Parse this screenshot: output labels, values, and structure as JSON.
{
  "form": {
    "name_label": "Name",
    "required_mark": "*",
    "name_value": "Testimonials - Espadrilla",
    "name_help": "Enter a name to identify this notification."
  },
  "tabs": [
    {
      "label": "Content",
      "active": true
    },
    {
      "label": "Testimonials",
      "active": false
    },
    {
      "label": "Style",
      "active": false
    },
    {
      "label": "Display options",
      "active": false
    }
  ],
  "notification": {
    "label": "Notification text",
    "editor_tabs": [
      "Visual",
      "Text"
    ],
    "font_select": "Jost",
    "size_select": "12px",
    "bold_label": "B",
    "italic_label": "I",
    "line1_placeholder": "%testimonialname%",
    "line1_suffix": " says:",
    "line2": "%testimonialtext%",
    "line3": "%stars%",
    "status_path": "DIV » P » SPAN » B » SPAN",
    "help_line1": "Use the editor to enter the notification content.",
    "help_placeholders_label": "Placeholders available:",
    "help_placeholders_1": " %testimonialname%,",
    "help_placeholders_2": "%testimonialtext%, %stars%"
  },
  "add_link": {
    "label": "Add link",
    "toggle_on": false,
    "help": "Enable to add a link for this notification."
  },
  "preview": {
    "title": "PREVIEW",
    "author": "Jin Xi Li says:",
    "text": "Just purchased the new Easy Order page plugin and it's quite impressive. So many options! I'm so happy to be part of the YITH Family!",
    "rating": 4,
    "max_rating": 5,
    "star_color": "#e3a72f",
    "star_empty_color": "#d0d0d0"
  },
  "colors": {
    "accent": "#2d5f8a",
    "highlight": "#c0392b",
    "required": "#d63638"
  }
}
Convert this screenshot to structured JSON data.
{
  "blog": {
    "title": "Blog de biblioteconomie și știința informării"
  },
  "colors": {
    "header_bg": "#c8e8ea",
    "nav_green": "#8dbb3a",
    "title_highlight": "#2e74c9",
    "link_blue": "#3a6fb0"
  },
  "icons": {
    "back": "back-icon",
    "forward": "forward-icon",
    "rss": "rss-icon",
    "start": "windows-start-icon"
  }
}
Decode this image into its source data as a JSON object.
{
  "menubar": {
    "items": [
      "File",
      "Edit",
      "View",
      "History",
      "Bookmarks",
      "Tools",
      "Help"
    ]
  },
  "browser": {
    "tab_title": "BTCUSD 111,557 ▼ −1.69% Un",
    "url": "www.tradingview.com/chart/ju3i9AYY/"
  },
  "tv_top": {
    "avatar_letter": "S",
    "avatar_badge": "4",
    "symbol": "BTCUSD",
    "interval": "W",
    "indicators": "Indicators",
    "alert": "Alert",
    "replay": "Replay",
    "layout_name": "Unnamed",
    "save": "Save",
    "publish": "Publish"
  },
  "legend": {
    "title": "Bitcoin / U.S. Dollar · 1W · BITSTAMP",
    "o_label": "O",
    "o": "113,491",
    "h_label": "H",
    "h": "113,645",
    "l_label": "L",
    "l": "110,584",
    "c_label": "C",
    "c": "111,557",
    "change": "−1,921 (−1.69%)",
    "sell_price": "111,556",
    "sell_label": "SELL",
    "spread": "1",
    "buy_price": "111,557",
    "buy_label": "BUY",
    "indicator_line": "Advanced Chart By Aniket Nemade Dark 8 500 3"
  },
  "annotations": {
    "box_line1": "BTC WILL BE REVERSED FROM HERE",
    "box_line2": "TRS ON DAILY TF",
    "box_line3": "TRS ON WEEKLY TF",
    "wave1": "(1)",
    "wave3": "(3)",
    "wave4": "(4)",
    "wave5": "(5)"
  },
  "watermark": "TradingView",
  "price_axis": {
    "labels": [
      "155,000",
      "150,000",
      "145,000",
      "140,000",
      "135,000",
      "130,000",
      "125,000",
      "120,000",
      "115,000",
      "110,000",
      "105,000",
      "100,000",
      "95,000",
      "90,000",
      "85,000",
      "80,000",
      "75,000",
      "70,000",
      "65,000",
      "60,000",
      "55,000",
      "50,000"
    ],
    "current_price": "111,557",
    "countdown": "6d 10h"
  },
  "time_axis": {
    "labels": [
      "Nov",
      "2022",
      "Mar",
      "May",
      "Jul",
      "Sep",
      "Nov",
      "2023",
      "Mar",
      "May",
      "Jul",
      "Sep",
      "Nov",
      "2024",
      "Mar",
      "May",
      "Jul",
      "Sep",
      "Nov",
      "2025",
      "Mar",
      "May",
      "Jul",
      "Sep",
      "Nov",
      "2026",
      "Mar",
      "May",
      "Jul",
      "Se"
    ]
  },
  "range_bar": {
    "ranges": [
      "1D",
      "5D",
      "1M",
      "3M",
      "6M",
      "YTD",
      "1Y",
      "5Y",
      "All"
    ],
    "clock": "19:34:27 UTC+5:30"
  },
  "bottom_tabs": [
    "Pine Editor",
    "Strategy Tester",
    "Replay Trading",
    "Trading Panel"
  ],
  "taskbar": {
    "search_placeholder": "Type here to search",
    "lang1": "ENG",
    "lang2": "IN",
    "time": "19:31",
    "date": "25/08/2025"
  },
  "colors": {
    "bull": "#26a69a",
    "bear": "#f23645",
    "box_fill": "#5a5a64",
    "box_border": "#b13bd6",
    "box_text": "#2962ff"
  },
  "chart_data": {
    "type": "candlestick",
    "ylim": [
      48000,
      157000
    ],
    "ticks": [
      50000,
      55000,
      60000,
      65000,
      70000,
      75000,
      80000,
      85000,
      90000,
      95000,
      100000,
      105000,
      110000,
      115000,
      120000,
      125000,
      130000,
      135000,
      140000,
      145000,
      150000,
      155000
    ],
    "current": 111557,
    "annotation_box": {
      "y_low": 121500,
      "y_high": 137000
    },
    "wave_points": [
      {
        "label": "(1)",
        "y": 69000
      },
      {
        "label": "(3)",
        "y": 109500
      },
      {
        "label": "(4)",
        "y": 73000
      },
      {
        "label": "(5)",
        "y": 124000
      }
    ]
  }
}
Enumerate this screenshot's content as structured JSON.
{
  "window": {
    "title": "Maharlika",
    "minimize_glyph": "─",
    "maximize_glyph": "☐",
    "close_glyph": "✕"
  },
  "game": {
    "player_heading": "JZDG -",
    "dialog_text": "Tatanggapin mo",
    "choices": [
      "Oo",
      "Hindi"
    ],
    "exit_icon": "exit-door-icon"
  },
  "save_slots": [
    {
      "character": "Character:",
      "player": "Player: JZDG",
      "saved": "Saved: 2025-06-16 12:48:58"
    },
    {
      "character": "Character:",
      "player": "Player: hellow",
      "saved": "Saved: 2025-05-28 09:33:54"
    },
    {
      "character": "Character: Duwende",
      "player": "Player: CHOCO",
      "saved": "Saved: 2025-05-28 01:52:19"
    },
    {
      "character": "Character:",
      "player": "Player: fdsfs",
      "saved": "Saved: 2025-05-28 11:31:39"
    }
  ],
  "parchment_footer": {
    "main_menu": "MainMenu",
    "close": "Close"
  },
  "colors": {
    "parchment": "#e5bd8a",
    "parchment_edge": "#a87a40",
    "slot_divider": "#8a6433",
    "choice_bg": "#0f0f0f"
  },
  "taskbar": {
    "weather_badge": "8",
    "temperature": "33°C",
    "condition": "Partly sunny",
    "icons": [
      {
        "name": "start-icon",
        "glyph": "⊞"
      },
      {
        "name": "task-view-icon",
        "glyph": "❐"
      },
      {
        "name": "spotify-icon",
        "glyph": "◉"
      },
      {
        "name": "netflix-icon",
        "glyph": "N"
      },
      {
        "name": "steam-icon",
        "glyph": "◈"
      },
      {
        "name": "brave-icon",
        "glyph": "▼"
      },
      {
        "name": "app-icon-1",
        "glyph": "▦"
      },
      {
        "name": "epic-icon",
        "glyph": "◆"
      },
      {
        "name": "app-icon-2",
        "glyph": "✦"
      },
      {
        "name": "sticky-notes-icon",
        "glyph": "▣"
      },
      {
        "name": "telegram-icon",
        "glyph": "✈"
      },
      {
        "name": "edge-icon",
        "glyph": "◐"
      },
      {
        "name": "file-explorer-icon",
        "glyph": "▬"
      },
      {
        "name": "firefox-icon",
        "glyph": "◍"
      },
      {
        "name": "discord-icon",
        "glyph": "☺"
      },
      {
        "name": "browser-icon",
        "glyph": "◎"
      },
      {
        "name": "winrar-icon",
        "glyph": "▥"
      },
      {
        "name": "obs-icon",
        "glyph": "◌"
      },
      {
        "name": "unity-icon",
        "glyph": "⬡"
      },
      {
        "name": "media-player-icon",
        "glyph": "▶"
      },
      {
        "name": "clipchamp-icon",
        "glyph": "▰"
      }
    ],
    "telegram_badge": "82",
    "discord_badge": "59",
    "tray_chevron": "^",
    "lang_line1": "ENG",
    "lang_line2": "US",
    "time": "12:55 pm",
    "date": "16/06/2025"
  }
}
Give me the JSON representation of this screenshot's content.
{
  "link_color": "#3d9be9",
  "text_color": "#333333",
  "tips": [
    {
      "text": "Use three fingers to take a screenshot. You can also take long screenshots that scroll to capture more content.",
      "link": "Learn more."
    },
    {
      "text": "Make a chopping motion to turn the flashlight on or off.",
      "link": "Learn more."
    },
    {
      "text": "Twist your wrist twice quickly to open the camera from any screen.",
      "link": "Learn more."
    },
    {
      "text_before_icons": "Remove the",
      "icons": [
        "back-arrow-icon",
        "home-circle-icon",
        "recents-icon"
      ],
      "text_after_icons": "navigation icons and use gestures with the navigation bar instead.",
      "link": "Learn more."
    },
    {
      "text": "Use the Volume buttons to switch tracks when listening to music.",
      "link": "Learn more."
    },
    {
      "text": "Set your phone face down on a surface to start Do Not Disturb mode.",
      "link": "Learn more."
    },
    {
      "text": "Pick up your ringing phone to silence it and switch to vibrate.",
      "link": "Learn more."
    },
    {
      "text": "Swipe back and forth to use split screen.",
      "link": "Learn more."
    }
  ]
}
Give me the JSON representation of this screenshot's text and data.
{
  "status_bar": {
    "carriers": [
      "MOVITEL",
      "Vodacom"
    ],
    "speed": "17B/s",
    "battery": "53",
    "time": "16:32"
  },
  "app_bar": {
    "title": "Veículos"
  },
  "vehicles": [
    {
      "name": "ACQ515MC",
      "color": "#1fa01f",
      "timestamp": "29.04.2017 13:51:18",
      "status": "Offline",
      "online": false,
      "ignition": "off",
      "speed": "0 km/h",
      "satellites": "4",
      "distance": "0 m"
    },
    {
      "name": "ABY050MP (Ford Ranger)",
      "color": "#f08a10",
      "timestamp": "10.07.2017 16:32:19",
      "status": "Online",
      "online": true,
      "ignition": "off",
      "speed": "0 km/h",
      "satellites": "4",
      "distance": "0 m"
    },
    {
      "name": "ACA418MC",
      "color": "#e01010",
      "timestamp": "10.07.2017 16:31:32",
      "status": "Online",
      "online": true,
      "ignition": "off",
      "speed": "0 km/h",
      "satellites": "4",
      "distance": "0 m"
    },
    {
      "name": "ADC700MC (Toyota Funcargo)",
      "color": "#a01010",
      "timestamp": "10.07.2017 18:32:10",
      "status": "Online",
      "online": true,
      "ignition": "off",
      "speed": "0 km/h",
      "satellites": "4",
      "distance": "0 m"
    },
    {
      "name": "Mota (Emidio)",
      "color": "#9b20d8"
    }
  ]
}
::::::
- TASK DIRECTIONS -
Extract, exactly as they appear, the lines from the one containing "Give me the JSON representation of this screenshot's text" through the final line.

- OUTPUT BELOW -
Give me the JSON representation of this screenshot's text and data.
{
  "status_bar": {
    "carriers": [
      "MOVITEL",
      "Vodacom"
    ],
    "speed": "17B/s",
    "battery": "53",
    "time": "16:32"
  },
  "app_bar": {
    "title": "Veículos"
  },
  "vehicles": [
    {
      "name": "ACQ515MC",
      "color": "#1fa01f",
      "timestamp": "29.04.2017 13:51:18",
      "status": "Offline",
      "online": false,
      "ignition": "off",
      "speed": "0 km/h",
      "satellites": "4",
      "distance": "0 m"
    },
    {
      "name": "ABY050MP (Ford Ranger)",
      "color": "#f08a10",
      "timestamp": "10.07.2017 16:32:19",
      "status": "Online",
      "online": true,
      "ignition": "off",
      "speed": "0 km/h",
      "satellites": "4",
      "distance": "0 m"
    },
    {
      "name": "ACA418MC",
      "color": "#e01010",
      "timestamp": "10.07.2017 16:31:32",
      "status": "Online",
      "online": true,
      "ignition": "off",
      "speed": "0 km/h",
      "satellites": "4",
      "distance": "0 m"
    },
    {
      "name": "ADC700MC (Toyota Funcargo)",
      "color": "#a01010",
      "timestamp": "10.07.2017 18:32:10",
      "status": "Online",
      "online": true,
      "ignition": "off",
      "speed": "0 km/h",
      "satellites": "4",
      "distance": "0 m"
    },
    {
      "name": "Mota (Emidio)",
      "color": "#9b20d8"
    }
  ]
}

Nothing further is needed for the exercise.